§ INPUT FOR THIS TASK:
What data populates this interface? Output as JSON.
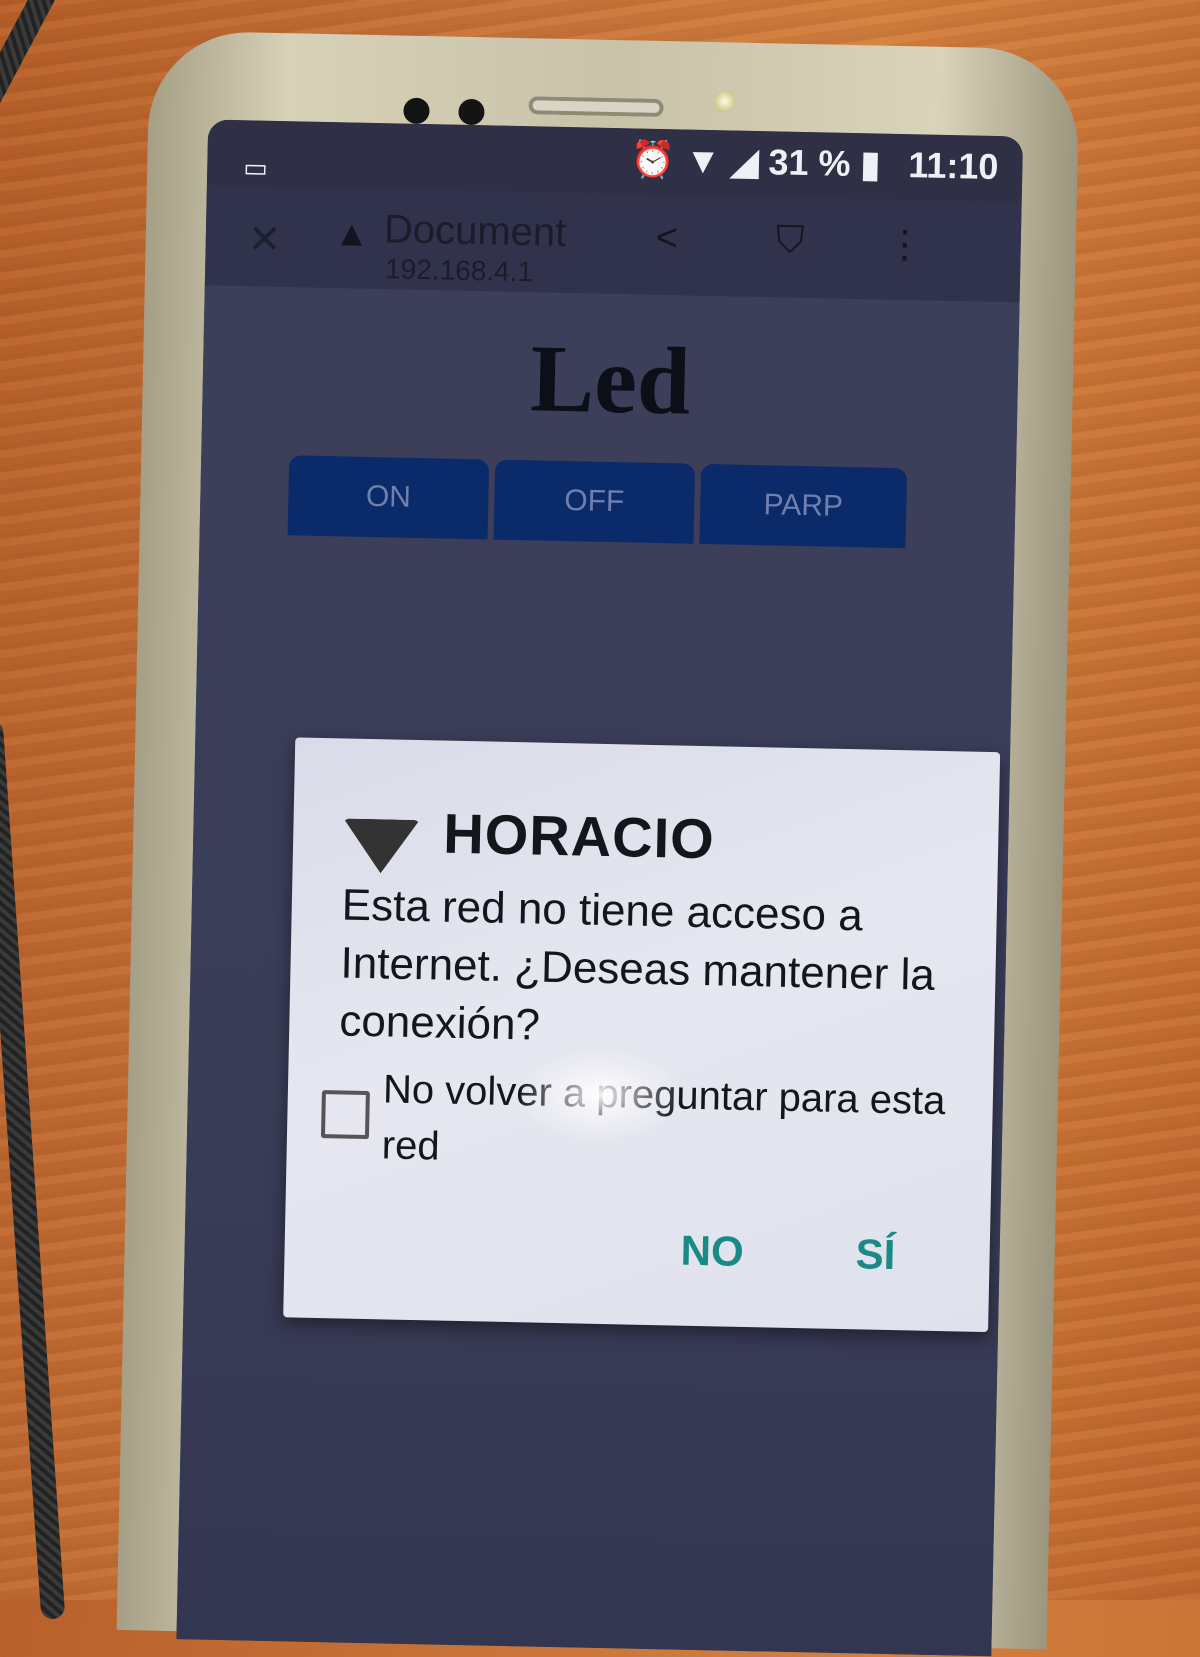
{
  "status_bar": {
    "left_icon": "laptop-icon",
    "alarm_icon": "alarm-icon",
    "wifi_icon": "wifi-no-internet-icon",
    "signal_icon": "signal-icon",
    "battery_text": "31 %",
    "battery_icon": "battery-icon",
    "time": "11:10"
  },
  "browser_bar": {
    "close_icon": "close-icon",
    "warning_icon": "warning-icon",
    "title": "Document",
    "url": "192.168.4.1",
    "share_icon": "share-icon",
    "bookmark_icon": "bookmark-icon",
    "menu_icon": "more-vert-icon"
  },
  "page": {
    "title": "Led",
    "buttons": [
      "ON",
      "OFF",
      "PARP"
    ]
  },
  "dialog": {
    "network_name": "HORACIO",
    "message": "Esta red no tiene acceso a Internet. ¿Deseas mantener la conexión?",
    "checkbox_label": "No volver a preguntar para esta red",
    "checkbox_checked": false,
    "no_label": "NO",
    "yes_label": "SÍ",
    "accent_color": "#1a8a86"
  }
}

§ INSTRUCTION: Please repeat the entries exactly. Do not include the pictures.

§ FINAL ANSWER:
What data populates this interface? Output as JSON.
{
  "status_bar": {
    "left_icon": "laptop-icon",
    "alarm_icon": "alarm-icon",
    "wifi_icon": "wifi-no-internet-icon",
    "signal_icon": "signal-icon",
    "battery_text": "31 %",
    "battery_icon": "battery-icon",
    "time": "11:10"
  },
  "browser_bar": {
    "close_icon": "close-icon",
    "warning_icon": "warning-icon",
    "title": "Document",
    "url": "192.168.4.1",
    "share_icon": "share-icon",
    "bookmark_icon": "bookmark-icon",
    "menu_icon": "more-vert-icon"
  },
  "page": {
    "title": "Led",
    "buttons": [
      "ON",
      "OFF",
      "PARP"
    ]
  },
  "dialog": {
    "network_name": "HORACIO",
    "message": "Esta red no tiene acceso a Internet. ¿Deseas mantener la conexión?",
    "checkbox_label": "No volver a preguntar para esta red",
    "checkbox_checked": false,
    "no_label": "NO",
    "yes_label": "SÍ",
    "accent_color": "#1a8a86"
  }
}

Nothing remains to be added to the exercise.